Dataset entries
┏━━
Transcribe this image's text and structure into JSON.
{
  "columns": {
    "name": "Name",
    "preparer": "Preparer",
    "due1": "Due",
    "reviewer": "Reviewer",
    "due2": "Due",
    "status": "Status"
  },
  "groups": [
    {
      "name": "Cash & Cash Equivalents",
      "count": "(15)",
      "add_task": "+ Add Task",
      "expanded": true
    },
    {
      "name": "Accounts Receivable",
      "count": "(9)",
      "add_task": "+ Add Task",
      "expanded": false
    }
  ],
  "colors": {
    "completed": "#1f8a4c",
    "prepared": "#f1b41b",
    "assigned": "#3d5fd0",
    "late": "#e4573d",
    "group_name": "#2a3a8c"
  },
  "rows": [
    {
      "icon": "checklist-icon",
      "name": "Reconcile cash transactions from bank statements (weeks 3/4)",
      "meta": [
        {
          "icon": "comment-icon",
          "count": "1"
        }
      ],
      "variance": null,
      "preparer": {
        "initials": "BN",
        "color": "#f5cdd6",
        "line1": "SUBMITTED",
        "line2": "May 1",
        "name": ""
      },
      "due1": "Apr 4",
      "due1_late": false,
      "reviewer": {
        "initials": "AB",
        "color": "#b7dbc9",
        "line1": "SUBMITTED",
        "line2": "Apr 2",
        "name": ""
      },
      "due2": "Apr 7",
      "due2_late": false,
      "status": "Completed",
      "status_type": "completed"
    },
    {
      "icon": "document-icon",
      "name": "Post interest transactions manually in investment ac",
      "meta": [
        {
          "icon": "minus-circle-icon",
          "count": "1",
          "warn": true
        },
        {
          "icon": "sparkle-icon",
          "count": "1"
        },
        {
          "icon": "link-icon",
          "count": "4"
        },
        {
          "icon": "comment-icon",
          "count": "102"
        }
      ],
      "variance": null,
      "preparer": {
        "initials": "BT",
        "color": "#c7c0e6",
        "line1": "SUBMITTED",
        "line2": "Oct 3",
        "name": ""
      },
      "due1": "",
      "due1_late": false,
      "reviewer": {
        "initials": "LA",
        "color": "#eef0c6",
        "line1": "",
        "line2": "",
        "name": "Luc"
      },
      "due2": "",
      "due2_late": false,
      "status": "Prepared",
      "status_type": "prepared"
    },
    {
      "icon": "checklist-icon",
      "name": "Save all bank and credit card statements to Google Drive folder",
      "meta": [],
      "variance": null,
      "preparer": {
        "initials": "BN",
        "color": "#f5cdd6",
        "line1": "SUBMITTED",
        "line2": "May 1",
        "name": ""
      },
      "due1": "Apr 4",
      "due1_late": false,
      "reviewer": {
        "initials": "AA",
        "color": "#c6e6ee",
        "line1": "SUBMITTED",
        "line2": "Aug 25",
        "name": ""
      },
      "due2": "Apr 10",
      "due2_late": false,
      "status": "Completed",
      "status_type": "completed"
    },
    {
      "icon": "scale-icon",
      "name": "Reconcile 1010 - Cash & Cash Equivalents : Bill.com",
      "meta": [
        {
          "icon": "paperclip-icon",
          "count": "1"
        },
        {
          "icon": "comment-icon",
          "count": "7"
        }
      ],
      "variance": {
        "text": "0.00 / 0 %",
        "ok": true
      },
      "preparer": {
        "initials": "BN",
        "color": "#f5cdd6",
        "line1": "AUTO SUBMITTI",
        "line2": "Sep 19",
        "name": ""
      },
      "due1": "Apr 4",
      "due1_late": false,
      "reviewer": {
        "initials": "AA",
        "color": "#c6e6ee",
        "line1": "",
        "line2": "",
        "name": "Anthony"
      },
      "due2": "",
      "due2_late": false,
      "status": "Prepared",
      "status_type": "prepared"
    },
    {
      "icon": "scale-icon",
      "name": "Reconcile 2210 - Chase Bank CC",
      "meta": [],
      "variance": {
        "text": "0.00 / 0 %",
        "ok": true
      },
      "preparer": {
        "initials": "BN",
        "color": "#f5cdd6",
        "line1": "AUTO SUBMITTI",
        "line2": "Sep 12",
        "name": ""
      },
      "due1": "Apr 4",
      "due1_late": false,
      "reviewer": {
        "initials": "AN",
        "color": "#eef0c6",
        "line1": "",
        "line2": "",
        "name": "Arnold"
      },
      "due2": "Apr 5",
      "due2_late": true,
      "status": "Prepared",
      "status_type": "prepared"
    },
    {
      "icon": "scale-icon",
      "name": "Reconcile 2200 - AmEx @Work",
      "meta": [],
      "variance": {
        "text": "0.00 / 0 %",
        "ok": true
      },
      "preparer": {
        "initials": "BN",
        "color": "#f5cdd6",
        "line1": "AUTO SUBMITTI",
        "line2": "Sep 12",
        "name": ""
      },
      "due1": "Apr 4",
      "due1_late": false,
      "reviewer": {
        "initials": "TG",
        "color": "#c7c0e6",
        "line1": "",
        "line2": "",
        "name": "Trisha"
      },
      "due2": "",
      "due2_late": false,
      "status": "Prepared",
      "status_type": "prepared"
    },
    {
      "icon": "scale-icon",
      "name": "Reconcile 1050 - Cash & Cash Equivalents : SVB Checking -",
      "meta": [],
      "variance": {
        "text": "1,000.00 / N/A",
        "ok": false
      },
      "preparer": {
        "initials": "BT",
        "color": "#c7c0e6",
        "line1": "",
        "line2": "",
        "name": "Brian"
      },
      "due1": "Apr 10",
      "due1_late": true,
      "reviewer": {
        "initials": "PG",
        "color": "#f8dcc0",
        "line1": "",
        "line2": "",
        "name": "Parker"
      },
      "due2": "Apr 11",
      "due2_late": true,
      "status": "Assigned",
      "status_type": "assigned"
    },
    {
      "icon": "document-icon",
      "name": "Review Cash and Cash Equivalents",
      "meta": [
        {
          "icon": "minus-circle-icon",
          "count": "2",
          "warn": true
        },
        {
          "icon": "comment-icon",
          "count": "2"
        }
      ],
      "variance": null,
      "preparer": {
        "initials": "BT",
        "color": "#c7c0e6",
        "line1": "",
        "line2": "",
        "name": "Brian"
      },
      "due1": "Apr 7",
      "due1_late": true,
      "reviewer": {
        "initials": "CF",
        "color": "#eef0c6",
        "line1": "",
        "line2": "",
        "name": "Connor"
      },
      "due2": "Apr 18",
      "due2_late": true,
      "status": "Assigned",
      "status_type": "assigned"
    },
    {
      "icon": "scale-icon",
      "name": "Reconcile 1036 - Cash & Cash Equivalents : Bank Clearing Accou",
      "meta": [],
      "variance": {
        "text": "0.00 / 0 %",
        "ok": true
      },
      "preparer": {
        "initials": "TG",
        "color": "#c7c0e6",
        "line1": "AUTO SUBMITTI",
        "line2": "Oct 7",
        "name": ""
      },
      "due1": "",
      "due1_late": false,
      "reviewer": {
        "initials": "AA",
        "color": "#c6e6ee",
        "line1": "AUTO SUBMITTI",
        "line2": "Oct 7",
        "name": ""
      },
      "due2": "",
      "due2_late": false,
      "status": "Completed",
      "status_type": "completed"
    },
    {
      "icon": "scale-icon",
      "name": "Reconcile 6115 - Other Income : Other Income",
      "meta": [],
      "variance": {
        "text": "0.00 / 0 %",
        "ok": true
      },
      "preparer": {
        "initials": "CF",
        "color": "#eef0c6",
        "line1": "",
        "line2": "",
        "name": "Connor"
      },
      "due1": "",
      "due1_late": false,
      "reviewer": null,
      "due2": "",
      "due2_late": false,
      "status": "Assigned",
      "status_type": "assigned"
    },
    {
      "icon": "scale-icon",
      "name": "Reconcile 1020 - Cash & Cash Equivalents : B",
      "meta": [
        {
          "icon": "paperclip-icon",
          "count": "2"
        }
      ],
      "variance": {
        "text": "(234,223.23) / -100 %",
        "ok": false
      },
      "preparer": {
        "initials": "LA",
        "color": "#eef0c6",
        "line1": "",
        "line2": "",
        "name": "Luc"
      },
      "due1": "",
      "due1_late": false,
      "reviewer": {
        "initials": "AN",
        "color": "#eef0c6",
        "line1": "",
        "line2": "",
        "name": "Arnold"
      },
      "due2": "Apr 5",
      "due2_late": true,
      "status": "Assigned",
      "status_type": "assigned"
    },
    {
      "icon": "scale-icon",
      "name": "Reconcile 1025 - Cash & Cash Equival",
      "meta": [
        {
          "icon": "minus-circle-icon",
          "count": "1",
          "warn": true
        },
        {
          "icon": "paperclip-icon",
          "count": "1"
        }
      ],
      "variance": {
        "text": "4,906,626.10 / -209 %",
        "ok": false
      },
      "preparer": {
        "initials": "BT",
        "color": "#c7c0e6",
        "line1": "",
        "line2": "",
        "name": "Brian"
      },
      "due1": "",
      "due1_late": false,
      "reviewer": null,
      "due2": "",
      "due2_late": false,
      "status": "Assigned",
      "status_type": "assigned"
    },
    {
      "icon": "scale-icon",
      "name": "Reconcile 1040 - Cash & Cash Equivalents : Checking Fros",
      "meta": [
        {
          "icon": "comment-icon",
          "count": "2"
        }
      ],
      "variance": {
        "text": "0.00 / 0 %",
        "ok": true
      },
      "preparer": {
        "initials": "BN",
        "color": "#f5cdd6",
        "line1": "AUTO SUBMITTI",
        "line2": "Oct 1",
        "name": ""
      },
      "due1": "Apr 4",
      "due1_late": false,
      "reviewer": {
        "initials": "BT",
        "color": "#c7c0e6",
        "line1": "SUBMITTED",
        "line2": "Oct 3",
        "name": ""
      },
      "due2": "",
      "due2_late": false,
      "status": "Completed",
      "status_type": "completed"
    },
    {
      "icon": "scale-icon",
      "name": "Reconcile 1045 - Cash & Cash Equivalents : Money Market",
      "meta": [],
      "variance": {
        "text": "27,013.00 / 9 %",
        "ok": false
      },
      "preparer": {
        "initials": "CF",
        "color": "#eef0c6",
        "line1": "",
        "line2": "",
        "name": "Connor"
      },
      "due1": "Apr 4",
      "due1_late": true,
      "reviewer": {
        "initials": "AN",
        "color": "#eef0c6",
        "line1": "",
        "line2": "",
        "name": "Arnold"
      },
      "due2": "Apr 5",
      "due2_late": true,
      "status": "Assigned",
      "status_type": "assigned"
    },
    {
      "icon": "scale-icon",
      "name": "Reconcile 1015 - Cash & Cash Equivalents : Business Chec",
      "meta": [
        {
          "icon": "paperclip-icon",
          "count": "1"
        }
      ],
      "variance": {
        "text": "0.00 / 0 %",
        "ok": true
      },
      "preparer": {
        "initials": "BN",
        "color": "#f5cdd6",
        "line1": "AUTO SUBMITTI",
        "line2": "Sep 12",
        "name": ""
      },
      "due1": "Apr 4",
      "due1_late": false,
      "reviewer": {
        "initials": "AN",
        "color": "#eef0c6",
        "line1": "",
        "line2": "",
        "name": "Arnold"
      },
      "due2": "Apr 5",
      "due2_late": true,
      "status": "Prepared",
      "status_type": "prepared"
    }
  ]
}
┗━━
▶ **Challenge**
Give only the number of lines above that hold the string "transactions".

▶ **Correct response**
2